WHAT YOU NEED TO DO: Search the data for the word "name" and copy every line that contains it.

(Figure collection entries)
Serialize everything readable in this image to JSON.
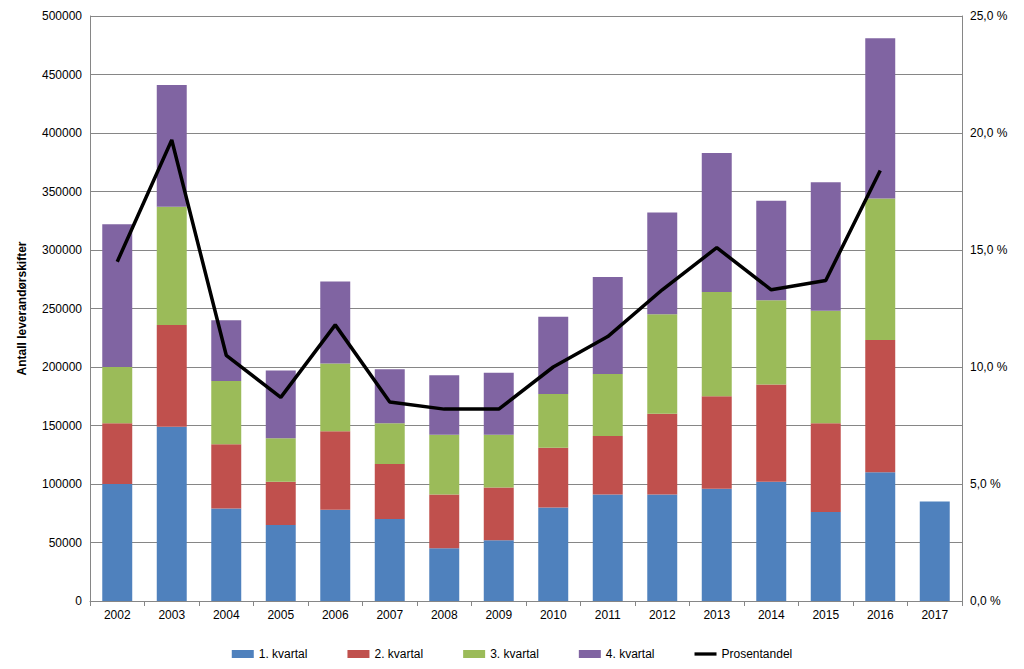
{
  "chart_data": {
    "type": "bar",
    "stacked": true,
    "grid": true,
    "legend": "bottom",
    "y_label": "Antall leverandørskifter",
    "categories": [
      "2002",
      "2003",
      "2004",
      "2005",
      "2006",
      "2007",
      "2008",
      "2009",
      "2010",
      "2011",
      "2012",
      "2013",
      "2014",
      "2015",
      "2016",
      "2017"
    ],
    "ylim": [
      0,
      500000
    ],
    "yticks": [
      0,
      50000,
      100000,
      150000,
      200000,
      250000,
      300000,
      350000,
      400000,
      450000,
      500000
    ],
    "y2lim": [
      0,
      25
    ],
    "y2ticks": [
      {
        "value": 0,
        "label": "0,0 %"
      },
      {
        "value": 5,
        "label": "5,0 %"
      },
      {
        "value": 10,
        "label": "10,0 %"
      },
      {
        "value": 15,
        "label": "15,0 %"
      },
      {
        "value": 20,
        "label": "20,0 %"
      },
      {
        "value": 25,
        "label": "25,0 %"
      }
    ],
    "series": [
      {
        "name": "1. kvartal",
        "type": "bar",
        "color": "#4F81BD",
        "values": [
          100000,
          149000,
          79000,
          65000,
          78000,
          70000,
          45000,
          52000,
          80000,
          91000,
          91000,
          96000,
          102000,
          76000,
          110000,
          85000
        ]
      },
      {
        "name": "2. kvartal",
        "type": "bar",
        "color": "#C0504D",
        "values": [
          52000,
          87000,
          55000,
          37000,
          67000,
          47000,
          46000,
          45000,
          51000,
          50000,
          69000,
          79000,
          83000,
          76000,
          113000,
          null
        ]
      },
      {
        "name": "3. kvartal",
        "type": "bar",
        "color": "#9BBB59",
        "values": [
          48000,
          101000,
          54000,
          37000,
          58000,
          35000,
          51000,
          45000,
          46000,
          53000,
          85000,
          89000,
          72000,
          96000,
          121000,
          null
        ]
      },
      {
        "name": "4. kvartal",
        "type": "bar",
        "color": "#8064A2",
        "values": [
          122000,
          104000,
          52000,
          58000,
          70000,
          46000,
          51000,
          53000,
          66000,
          83000,
          87000,
          119000,
          85000,
          110000,
          137000,
          null
        ]
      },
      {
        "name": "Prosentandel",
        "type": "line",
        "axis": "y2",
        "color": "#000000",
        "values": [
          14.5,
          19.7,
          10.5,
          8.7,
          11.8,
          8.5,
          8.2,
          8.2,
          10.0,
          11.3,
          13.3,
          15.1,
          13.3,
          13.7,
          18.4,
          null
        ]
      }
    ]
  }
}
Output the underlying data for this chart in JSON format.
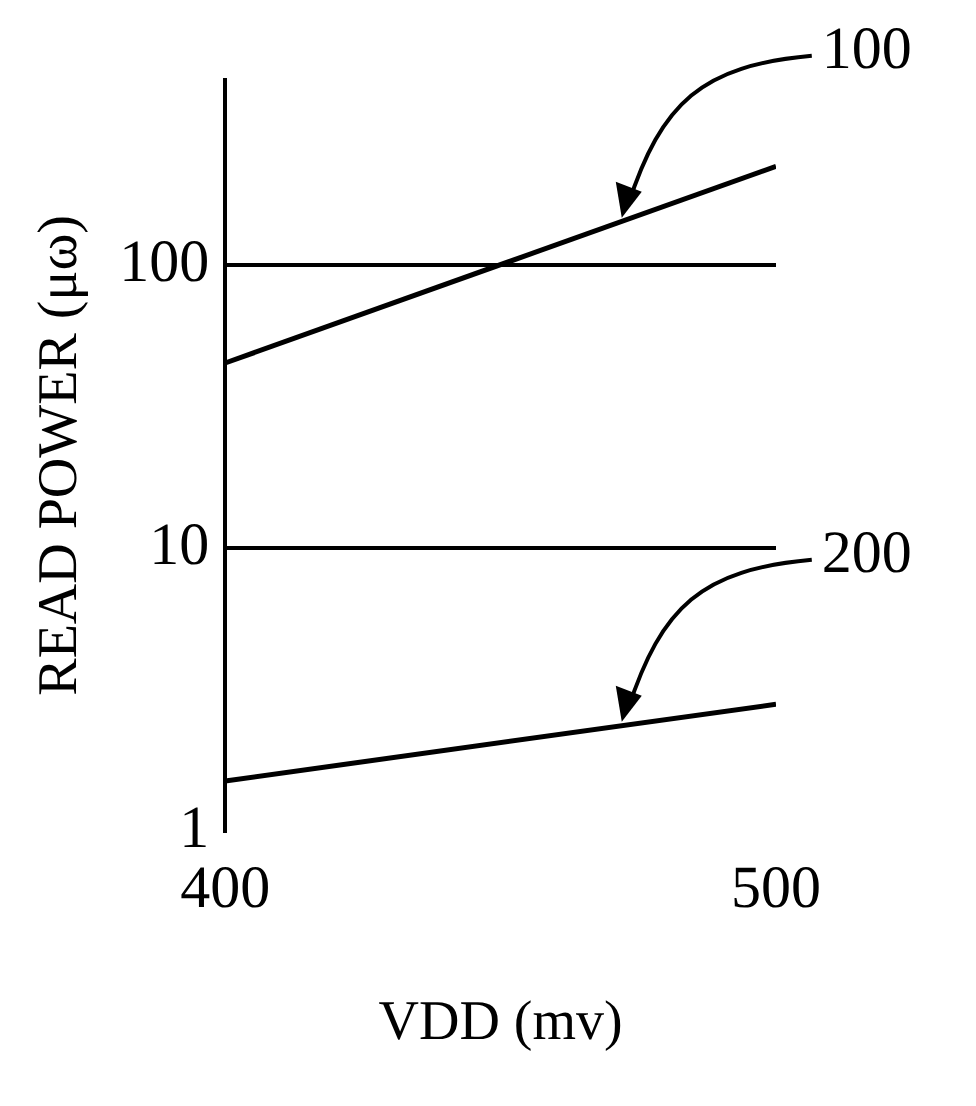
{
  "chart_data": {
    "type": "line",
    "xlabel": "VDD (mv)",
    "ylabel": "READ POWER (μω)",
    "x": [
      400,
      500
    ],
    "xlim": [
      400,
      500
    ],
    "xticks": [
      400,
      500
    ],
    "ylim": [
      1,
      450
    ],
    "yticks": [
      1,
      10,
      100
    ],
    "log": "y",
    "grid": "y",
    "legend": false,
    "marker": "none",
    "line_style": "solid",
    "series": [
      {
        "color": "#000000",
        "values": [
          45,
          223
        ]
      },
      {
        "color": "#000000",
        "values": [
          1.5,
          2.8
        ]
      }
    ],
    "annotations": [
      {
        "text": "100",
        "x": 472,
        "y": 142
      },
      {
        "text": "200",
        "x": 472,
        "y": 2.35
      }
    ]
  }
}
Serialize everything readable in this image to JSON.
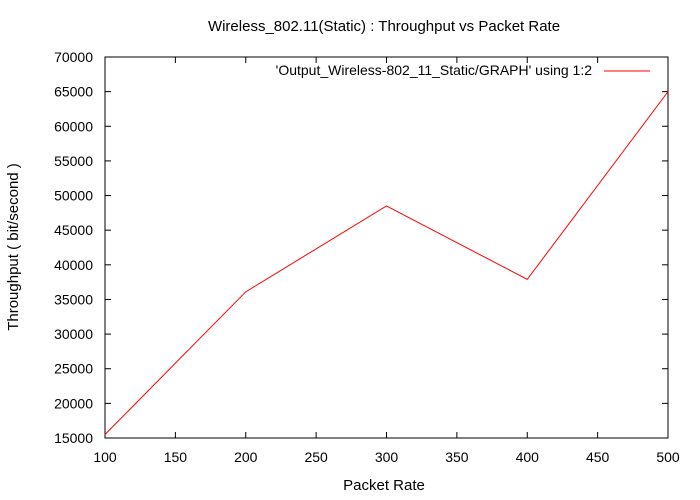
{
  "chart_data": {
    "type": "line",
    "title": "Wireless_802.11(Static) : Throughput vs Packet Rate",
    "xlabel": "Packet Rate",
    "ylabel": "Throughput ( bit/second )",
    "xlim": [
      100,
      500
    ],
    "ylim": [
      15000,
      70000
    ],
    "x_ticks": [
      100,
      150,
      200,
      250,
      300,
      350,
      400,
      450,
      500
    ],
    "y_ticks": [
      15000,
      20000,
      25000,
      30000,
      35000,
      40000,
      45000,
      50000,
      55000,
      60000,
      65000,
      70000
    ],
    "grid": false,
    "legend_position": "top-right",
    "series": [
      {
        "name": "'Output_Wireless-802_11_Static/GRAPH' using 1:2",
        "color": "#ff0000",
        "x": [
          100,
          200,
          300,
          400,
          500
        ],
        "y": [
          15500,
          36100,
          48500,
          37900,
          65000
        ]
      }
    ]
  }
}
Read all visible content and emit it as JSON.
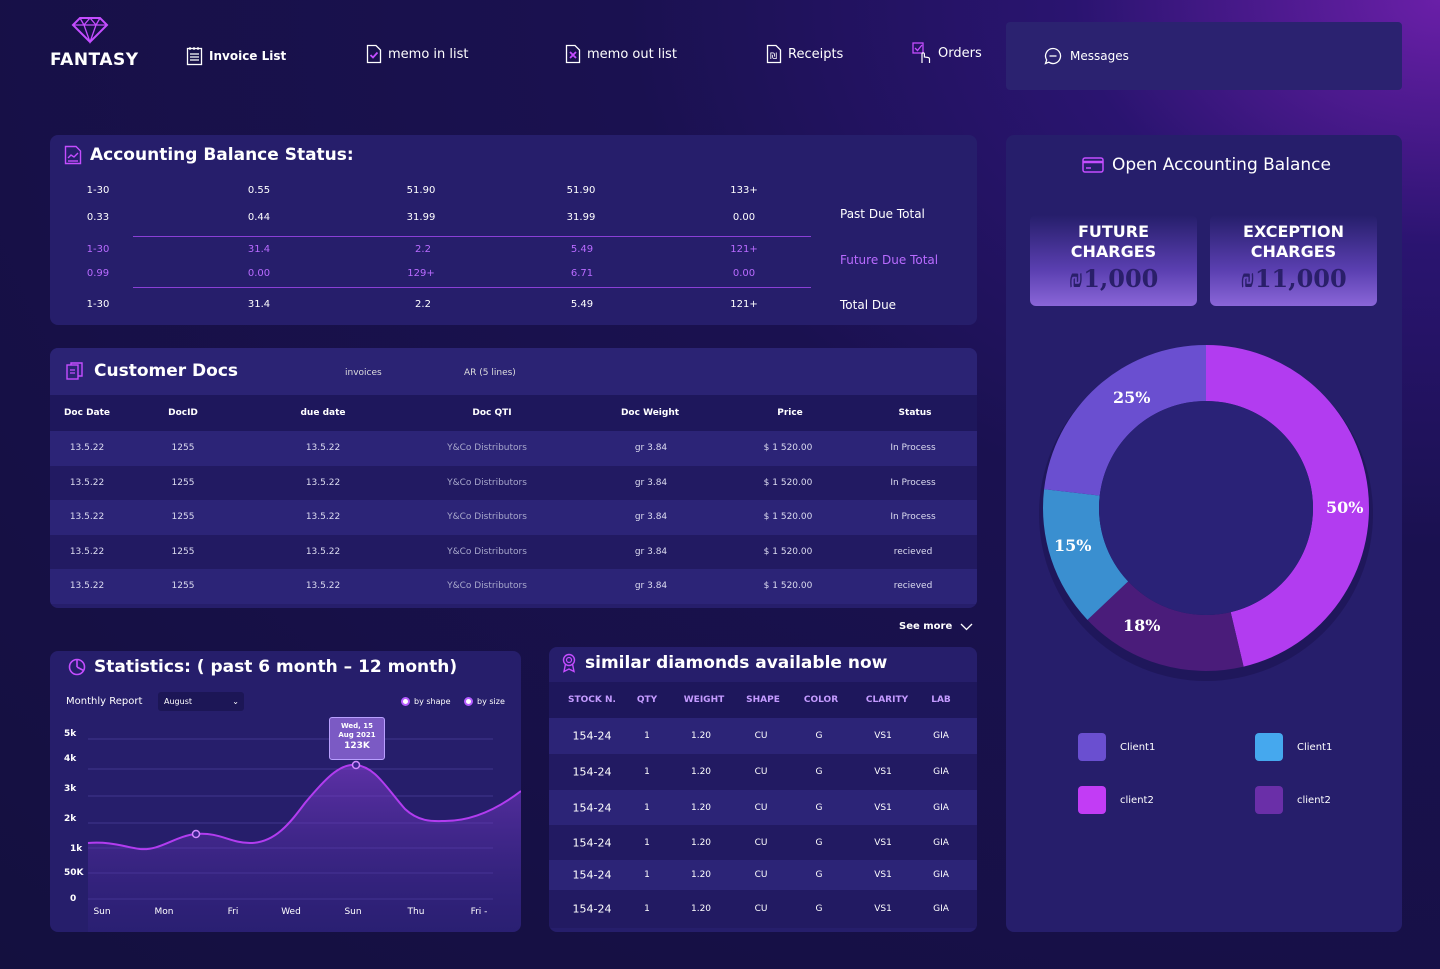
{
  "brand": {
    "name": "FANTASY",
    "logo_icon": "diamond-icon"
  },
  "nav": {
    "items": [
      {
        "label": "Invoice List",
        "icon": "invoice-icon"
      },
      {
        "label": "memo in list",
        "icon": "memo-in-icon"
      },
      {
        "label": "memo out list",
        "icon": "memo-out-icon"
      },
      {
        "label": "Receipts",
        "icon": "receipt-icon"
      },
      {
        "label": "Orders",
        "icon": "orders-icon"
      }
    ],
    "messages": {
      "label": "Messages",
      "icon": "chat-icon"
    }
  },
  "accounting": {
    "title": "Accounting Balance Status:",
    "rows": [
      [
        "1-30",
        "0.55",
        "51.90",
        "51.90",
        "133+"
      ],
      [
        "0.33",
        "0.44",
        "31.99",
        "31.99",
        "0.00"
      ],
      [
        "1-30",
        "31.4",
        "2.2",
        "5.49",
        "121+"
      ],
      [
        "0.99",
        "0.00",
        "129+",
        "6.71",
        "0.00"
      ],
      [
        "1-30",
        "31.4",
        "2.2",
        "5.49",
        "121+"
      ]
    ],
    "labels": {
      "past_due": "Past Due Total",
      "future_due": "Future Due Total",
      "total_due": "Total Due"
    }
  },
  "customer_docs": {
    "title": "Customer Docs",
    "tabs": [
      "invoices",
      "AR (5 lines)"
    ],
    "columns": [
      "Doc Date",
      "DocID",
      "due date",
      "Doc QTI",
      "Doc Weight",
      "Price",
      "Status"
    ],
    "rows": [
      [
        "13.5.22",
        "1255",
        "13.5.22",
        "Y&Co Distributors",
        "gr 3.84",
        "$ 1 520.00",
        "In Process"
      ],
      [
        "13.5.22",
        "1255",
        "13.5.22",
        "Y&Co Distributors",
        "gr 3.84",
        "$ 1 520.00",
        "In Process"
      ],
      [
        "13.5.22",
        "1255",
        "13.5.22",
        "Y&Co Distributors",
        "gr 3.84",
        "$ 1 520.00",
        "In Process"
      ],
      [
        "13.5.22",
        "1255",
        "13.5.22",
        "Y&Co Distributors",
        "gr 3.84",
        "$ 1 520.00",
        "recieved"
      ],
      [
        "13.5.22",
        "1255",
        "13.5.22",
        "Y&Co Distributors",
        "gr 3.84",
        "$ 1 520.00",
        "recieved"
      ]
    ],
    "see_more": "See more"
  },
  "statistics": {
    "title": "Statistics: ( past 6 month – 12 month)",
    "report_label": "Monthly Report",
    "month_selected": "August",
    "options": [
      "by shape",
      "by size"
    ],
    "y_labels": [
      "5k",
      "4k",
      "3k",
      "2k",
      "1k",
      "50K",
      "0"
    ],
    "x_labels": [
      "Sun",
      "Mon",
      "Fri",
      "Wed",
      "Sun",
      "Thu",
      "Fri -"
    ],
    "tooltip": {
      "line1": "Wed, 15",
      "line2": "Aug 2021",
      "value": "123K"
    }
  },
  "similar_diamonds": {
    "title": "similar diamonds available now",
    "columns": [
      "STOCK N.",
      "QTY",
      "WEIGHT",
      "SHAPE",
      "COLOR",
      "CLARITY",
      "LAB"
    ],
    "rows": [
      [
        "154-24",
        "1",
        "1.20",
        "CU",
        "G",
        "VS1",
        "GIA"
      ],
      [
        "154-24",
        "1",
        "1.20",
        "CU",
        "G",
        "VS1",
        "GIA"
      ],
      [
        "154-24",
        "1",
        "1.20",
        "CU",
        "G",
        "VS1",
        "GIA"
      ],
      [
        "154-24",
        "1",
        "1.20",
        "CU",
        "G",
        "VS1",
        "GIA"
      ],
      [
        "154-24",
        "1",
        "1.20",
        "CU",
        "G",
        "VS1",
        "GIA"
      ],
      [
        "154-24",
        "1",
        "1.20",
        "CU",
        "G",
        "VS1",
        "GIA"
      ]
    ]
  },
  "open_balance": {
    "title": "Open Accounting Balance",
    "cards": [
      {
        "title_line1": "FUTURE",
        "title_line2": "CHARGES",
        "value": "₪1,000"
      },
      {
        "title_line1": "EXCEPTION",
        "title_line2": "CHARGES",
        "value": "₪11,000"
      }
    ],
    "donut": [
      {
        "label": "50%",
        "value": 50,
        "color": "#b23cf0"
      },
      {
        "label": "18%",
        "value": 18,
        "color": "#4a1c7a"
      },
      {
        "label": "15%",
        "value": 15,
        "color": "#3a8fd0"
      },
      {
        "label": "25%",
        "value": 25,
        "color": "#6a4fd0"
      }
    ],
    "legend": [
      {
        "label": "Client1",
        "color": "#6a4fd0"
      },
      {
        "label": "Client1",
        "color": "#45a8ee"
      },
      {
        "label": "client2",
        "color": "#c23cf5"
      },
      {
        "label": "client2",
        "color": "#6a2fa8"
      }
    ]
  }
}
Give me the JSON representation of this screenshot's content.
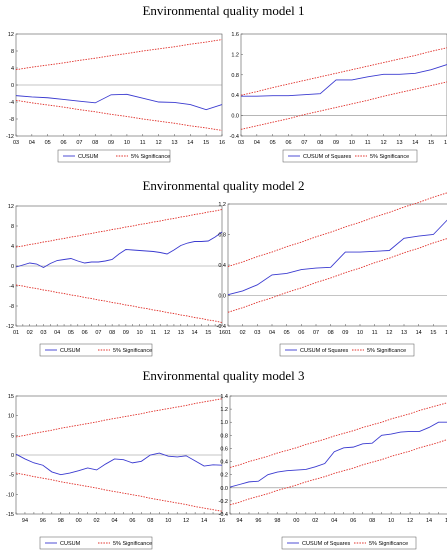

EXPECTED ANSWER:
        "name": "1. kvartal",
        "name": "2. kvartal",
        "name": "3. kvartal",
        "name": "4. kvartal",
        "name": "Prosentandel",
        "name": "'Output_Wireless-802_11_Static/GRAPH' using 1:2",
    "name": "FANTASY",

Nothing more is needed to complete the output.